Requirement> Locate each line with the string "this" in the listing below and copy it.

═══ Input

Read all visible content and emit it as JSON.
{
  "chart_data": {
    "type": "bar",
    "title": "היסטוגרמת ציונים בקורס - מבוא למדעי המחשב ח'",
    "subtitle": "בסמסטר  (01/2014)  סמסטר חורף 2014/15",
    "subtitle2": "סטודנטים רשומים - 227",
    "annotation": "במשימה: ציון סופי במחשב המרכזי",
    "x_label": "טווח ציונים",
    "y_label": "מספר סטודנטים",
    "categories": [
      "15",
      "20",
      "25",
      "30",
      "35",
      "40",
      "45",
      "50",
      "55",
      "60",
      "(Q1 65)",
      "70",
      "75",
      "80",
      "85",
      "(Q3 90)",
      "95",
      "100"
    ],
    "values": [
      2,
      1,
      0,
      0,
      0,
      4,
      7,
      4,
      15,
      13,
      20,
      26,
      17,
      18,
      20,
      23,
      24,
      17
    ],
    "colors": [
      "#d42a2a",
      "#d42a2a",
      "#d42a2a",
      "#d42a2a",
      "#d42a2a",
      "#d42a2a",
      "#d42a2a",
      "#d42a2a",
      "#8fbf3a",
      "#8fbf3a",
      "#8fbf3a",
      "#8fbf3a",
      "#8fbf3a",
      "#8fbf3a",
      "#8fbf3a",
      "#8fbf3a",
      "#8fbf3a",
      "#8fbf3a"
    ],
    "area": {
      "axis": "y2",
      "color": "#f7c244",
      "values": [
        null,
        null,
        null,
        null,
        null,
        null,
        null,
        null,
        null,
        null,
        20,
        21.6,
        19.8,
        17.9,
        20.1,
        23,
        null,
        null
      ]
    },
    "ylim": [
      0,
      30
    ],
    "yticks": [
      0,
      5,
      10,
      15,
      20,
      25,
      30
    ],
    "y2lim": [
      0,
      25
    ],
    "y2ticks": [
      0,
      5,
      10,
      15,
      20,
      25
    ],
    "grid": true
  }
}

══════
═══ Input

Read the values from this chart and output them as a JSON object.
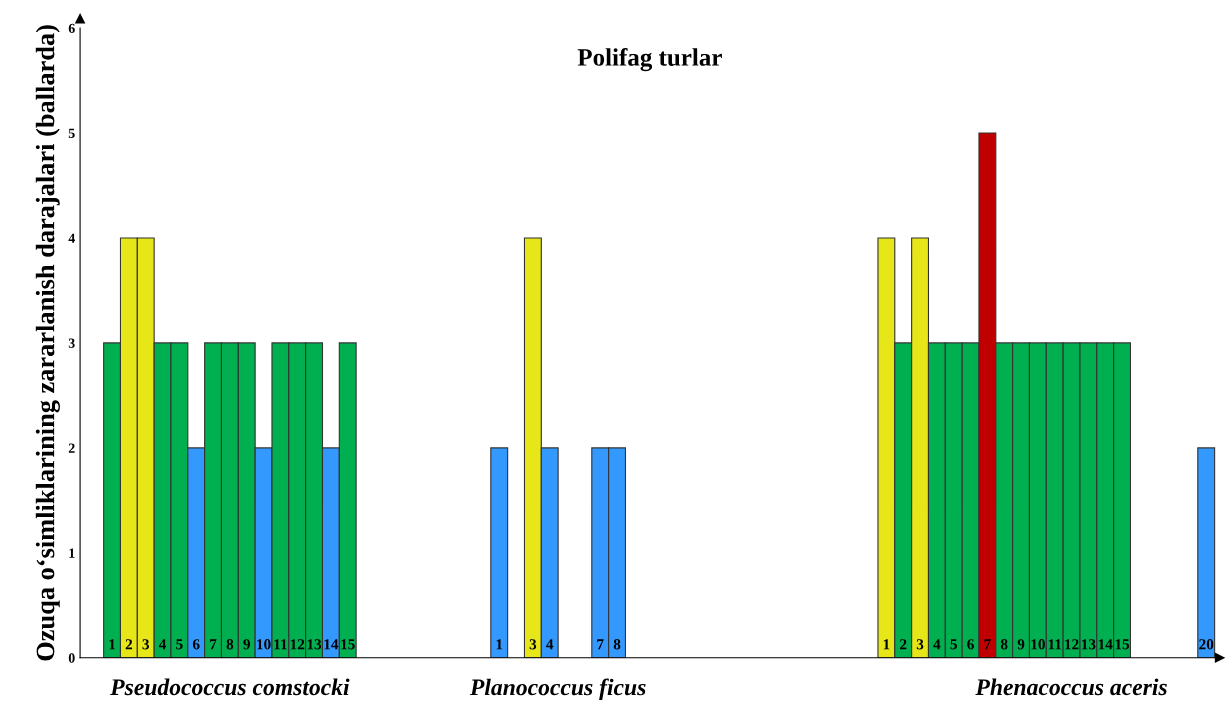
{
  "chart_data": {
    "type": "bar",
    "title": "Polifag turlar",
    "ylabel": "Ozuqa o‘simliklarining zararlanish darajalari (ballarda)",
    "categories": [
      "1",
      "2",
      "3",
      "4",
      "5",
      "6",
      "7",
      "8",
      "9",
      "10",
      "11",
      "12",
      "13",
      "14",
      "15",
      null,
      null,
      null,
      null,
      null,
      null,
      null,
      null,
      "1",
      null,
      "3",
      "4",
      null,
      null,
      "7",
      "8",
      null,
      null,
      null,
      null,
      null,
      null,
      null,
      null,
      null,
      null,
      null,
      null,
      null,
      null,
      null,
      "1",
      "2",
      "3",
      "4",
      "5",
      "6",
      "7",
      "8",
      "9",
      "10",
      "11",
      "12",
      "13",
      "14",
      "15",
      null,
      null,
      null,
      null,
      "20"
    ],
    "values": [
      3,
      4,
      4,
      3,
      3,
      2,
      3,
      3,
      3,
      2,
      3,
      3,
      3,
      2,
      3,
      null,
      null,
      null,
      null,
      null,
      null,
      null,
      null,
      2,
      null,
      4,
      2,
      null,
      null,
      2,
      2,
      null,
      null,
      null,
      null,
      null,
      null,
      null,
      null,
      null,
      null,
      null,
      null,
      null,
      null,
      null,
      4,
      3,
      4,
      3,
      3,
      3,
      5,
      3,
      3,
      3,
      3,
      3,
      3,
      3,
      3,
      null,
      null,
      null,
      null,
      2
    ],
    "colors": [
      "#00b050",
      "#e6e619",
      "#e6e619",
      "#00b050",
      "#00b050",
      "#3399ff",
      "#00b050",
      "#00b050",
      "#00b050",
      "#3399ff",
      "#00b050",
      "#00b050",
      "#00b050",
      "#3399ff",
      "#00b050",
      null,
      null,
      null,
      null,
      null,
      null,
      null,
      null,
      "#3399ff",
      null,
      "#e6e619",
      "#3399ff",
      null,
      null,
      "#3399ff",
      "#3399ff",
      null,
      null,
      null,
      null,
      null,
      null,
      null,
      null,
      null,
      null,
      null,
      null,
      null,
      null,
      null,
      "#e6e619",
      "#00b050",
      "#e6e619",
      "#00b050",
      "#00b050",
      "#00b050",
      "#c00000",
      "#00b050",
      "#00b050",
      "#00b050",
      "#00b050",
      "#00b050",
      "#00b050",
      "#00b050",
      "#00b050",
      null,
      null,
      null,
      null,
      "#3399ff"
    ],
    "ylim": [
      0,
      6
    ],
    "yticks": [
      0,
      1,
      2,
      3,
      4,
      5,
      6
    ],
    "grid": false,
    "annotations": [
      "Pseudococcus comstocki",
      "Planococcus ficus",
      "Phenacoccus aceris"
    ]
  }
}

══════
═══ Input

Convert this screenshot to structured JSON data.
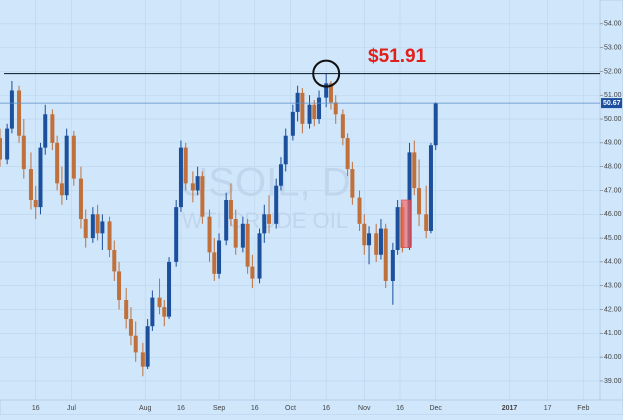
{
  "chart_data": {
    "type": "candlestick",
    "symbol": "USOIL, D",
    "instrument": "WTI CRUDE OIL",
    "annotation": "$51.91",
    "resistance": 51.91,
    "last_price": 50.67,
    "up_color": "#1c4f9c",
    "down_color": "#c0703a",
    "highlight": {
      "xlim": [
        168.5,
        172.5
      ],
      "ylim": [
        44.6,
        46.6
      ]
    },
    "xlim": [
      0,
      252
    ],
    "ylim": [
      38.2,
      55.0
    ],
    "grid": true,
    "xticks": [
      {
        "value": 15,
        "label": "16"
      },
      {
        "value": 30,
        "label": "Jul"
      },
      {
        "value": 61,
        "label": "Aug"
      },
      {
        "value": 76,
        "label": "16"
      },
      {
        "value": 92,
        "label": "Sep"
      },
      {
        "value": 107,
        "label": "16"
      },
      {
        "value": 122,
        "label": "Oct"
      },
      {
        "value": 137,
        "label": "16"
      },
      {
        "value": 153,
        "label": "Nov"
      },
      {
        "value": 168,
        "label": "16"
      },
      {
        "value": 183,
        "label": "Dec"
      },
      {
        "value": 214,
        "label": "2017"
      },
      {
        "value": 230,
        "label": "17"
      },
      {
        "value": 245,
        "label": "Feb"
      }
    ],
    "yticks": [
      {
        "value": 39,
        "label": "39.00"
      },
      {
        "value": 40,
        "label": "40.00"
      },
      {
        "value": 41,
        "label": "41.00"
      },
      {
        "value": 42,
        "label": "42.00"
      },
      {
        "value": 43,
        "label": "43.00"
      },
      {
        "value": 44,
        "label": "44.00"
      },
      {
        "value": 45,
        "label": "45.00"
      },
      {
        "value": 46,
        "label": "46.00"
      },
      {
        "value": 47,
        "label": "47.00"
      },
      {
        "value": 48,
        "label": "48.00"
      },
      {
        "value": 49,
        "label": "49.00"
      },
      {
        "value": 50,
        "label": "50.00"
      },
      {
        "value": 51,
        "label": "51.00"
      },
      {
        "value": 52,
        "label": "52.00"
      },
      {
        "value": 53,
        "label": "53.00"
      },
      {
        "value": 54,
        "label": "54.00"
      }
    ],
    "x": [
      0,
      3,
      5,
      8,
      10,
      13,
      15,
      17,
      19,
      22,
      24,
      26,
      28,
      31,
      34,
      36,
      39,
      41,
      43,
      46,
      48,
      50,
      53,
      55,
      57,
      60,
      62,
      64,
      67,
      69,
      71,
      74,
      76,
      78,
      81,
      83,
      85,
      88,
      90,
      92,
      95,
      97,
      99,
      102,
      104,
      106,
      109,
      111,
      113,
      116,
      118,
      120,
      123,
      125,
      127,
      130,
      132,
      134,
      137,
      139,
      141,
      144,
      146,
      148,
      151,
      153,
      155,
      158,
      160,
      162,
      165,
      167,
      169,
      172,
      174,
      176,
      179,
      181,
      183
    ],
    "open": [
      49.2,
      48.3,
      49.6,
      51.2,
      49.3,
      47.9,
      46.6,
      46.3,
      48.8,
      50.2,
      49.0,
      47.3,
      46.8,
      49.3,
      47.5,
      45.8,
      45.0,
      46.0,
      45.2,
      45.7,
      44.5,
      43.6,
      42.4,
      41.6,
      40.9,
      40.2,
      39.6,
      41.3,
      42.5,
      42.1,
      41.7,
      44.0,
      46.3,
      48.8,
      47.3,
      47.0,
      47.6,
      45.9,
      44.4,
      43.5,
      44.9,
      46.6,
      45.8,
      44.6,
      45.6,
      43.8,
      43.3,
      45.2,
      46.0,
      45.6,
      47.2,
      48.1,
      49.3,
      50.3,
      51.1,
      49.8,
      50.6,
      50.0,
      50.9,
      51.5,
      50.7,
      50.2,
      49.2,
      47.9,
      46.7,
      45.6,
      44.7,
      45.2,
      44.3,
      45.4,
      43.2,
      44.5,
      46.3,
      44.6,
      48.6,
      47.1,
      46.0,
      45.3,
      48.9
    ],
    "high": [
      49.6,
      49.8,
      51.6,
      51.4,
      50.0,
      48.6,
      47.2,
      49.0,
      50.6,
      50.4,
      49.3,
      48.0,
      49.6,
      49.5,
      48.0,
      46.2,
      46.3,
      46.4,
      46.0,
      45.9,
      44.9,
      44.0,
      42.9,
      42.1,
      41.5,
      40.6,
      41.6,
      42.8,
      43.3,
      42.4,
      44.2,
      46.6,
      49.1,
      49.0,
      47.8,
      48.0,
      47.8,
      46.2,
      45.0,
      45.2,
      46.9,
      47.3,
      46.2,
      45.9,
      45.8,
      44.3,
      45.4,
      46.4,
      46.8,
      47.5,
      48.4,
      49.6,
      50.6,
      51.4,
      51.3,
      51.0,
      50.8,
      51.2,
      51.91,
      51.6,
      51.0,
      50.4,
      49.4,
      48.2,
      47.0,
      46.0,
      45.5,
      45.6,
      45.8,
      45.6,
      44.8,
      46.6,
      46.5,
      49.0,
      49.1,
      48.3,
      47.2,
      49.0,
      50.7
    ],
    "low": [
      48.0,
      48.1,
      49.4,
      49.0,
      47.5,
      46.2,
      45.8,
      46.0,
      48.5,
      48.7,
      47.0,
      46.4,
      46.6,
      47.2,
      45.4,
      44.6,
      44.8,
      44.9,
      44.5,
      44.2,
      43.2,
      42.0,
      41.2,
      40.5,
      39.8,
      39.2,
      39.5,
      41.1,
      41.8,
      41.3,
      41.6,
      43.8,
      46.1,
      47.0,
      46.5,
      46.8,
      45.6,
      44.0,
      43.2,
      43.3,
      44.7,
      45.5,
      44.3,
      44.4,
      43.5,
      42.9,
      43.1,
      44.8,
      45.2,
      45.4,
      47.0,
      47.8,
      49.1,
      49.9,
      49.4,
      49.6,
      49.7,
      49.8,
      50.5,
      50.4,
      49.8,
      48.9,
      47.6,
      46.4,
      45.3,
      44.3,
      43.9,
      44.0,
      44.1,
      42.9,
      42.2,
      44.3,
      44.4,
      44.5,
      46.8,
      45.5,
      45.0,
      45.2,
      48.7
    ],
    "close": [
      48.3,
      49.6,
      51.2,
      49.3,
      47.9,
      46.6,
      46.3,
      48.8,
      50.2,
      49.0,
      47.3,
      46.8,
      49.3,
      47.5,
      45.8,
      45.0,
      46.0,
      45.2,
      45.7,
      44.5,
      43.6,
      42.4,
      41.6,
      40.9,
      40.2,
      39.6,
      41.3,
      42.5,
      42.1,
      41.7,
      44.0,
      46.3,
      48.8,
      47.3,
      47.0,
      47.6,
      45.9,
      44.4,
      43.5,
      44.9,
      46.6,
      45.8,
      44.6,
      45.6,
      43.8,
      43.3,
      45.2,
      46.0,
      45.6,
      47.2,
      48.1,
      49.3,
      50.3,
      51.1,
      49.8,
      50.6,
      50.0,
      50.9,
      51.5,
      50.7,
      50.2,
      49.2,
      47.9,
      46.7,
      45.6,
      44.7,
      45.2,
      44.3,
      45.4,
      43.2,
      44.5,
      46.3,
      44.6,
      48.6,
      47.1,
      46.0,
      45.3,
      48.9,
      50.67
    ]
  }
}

══════

Answer to the task>
Read the values from this chart and output them as a JSON object.
Convert this screenshot to structured JSON data.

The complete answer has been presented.